----- Provided records

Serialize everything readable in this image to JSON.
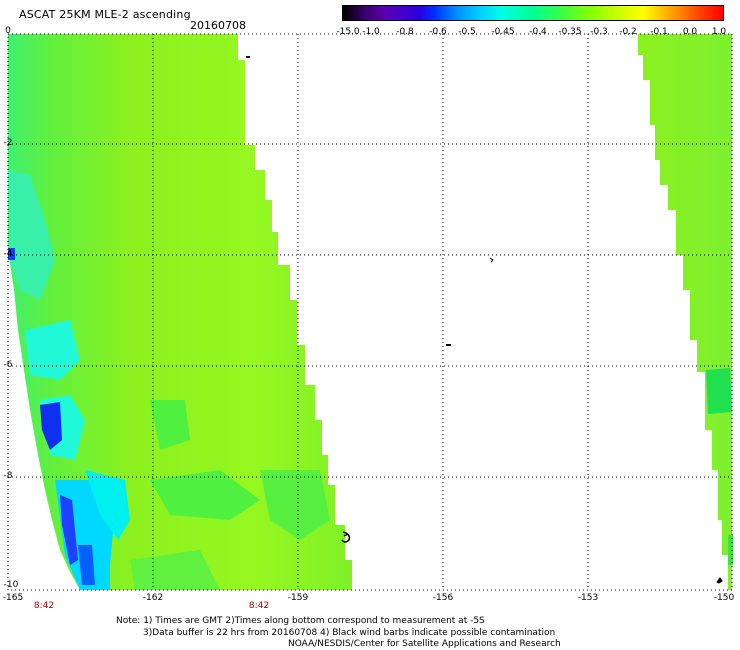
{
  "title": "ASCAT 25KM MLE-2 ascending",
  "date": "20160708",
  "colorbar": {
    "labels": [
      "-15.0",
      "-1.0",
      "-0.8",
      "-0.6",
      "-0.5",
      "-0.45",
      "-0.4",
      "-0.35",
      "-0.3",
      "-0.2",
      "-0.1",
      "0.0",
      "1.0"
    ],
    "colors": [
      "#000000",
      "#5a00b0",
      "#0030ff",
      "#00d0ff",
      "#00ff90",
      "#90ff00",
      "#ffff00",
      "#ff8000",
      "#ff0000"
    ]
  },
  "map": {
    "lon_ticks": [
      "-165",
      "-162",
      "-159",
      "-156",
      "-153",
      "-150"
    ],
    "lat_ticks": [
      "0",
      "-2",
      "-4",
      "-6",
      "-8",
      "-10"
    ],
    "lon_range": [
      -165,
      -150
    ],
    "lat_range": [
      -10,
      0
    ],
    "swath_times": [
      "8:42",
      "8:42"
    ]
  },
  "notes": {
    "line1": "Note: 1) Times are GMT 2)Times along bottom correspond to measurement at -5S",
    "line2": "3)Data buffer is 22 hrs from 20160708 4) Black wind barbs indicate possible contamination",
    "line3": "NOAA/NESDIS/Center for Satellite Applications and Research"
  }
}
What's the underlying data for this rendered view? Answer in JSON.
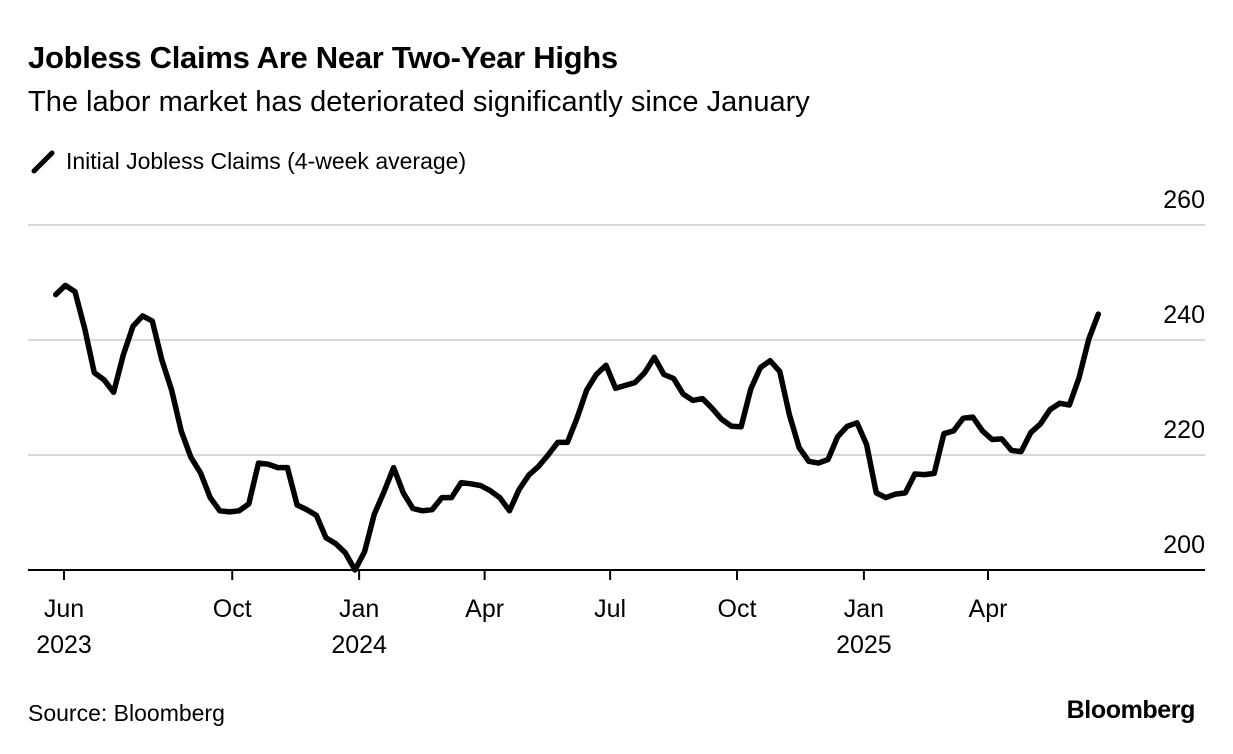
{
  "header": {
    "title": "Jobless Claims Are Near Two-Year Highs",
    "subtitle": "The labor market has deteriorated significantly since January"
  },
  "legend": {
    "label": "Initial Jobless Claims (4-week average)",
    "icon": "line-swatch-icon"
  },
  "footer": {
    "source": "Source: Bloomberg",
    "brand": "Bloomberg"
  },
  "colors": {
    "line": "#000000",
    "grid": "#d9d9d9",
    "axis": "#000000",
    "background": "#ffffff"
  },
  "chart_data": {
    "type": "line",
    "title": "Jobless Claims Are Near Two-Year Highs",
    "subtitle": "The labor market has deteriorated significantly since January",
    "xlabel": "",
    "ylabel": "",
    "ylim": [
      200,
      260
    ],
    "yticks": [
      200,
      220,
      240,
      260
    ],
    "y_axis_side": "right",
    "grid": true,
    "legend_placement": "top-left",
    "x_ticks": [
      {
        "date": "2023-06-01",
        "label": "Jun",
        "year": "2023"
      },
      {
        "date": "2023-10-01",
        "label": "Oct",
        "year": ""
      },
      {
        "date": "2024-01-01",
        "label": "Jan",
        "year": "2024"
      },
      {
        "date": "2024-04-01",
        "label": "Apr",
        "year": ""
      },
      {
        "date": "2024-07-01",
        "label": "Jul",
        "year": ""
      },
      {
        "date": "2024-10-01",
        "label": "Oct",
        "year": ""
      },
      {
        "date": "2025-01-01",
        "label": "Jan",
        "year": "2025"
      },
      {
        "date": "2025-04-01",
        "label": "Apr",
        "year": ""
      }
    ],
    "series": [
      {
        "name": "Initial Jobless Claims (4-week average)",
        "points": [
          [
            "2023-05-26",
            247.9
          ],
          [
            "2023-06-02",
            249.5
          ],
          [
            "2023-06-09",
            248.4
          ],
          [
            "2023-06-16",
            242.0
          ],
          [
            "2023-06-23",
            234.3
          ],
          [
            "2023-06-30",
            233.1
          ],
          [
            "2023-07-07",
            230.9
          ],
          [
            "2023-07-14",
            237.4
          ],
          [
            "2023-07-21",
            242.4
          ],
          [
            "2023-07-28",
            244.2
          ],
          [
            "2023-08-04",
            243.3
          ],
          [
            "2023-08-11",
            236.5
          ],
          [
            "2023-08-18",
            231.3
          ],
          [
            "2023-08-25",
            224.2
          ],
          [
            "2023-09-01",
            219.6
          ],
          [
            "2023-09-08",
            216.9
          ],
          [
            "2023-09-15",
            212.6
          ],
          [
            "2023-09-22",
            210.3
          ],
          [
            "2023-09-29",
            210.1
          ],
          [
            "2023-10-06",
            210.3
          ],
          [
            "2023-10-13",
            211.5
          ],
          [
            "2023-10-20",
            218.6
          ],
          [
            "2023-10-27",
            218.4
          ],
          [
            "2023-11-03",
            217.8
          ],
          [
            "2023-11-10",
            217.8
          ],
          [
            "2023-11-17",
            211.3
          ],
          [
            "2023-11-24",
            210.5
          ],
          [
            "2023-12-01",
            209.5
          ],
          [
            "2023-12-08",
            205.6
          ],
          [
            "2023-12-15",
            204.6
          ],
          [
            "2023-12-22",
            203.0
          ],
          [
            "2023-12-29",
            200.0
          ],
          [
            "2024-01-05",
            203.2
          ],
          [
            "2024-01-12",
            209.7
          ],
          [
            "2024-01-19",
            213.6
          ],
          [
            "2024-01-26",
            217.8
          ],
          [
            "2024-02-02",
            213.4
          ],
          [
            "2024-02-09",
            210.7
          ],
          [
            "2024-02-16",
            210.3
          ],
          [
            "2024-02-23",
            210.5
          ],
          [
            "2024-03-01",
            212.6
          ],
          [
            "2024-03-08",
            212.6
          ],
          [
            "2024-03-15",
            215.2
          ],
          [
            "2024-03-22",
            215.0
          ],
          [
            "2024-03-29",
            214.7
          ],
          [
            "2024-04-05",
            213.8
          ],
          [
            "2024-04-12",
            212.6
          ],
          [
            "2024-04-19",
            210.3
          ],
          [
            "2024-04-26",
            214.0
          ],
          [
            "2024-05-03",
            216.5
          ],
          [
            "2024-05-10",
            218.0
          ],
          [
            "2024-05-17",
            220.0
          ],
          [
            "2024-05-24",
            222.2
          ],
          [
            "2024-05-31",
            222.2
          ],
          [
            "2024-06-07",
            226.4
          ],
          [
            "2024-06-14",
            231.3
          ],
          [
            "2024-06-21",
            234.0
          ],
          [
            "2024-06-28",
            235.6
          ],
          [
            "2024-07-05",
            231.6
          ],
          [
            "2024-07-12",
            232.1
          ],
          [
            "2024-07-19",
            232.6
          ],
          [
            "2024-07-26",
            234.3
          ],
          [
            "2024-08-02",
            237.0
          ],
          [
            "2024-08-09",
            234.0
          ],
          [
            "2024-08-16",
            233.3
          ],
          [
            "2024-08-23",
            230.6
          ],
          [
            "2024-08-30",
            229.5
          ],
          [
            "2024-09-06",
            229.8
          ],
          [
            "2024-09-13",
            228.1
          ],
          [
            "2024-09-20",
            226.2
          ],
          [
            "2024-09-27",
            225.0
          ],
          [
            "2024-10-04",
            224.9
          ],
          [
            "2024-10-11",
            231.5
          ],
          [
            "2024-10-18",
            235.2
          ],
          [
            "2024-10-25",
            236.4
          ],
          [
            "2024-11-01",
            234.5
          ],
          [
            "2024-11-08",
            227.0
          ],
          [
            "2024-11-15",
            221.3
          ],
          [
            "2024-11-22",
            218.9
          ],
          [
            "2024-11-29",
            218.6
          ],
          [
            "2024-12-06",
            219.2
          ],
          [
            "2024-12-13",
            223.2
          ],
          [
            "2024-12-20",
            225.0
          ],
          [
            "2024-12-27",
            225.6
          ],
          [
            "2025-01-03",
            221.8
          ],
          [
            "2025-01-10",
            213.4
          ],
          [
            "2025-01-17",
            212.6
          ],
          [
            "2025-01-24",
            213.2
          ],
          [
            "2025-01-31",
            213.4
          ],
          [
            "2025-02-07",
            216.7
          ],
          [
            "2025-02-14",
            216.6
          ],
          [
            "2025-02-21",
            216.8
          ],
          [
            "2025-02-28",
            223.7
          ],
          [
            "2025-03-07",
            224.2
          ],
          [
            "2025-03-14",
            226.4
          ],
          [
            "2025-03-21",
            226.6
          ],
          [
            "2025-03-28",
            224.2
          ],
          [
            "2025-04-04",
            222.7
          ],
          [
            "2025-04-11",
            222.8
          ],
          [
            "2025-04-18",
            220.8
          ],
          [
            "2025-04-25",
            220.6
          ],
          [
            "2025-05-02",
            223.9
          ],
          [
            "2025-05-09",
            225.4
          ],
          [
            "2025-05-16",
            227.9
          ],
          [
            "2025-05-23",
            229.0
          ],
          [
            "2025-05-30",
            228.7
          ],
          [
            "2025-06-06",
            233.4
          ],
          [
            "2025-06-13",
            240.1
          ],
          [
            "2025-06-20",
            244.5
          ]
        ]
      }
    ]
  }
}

----------

The request: Identify each line in the records above that contains the word "significantly", and copy it out in full.

Solution to this exercise:
    "subtitle": "The labor market has deteriorated significantly since January"
    "subtitle": "The labor market has deteriorated significantly since January",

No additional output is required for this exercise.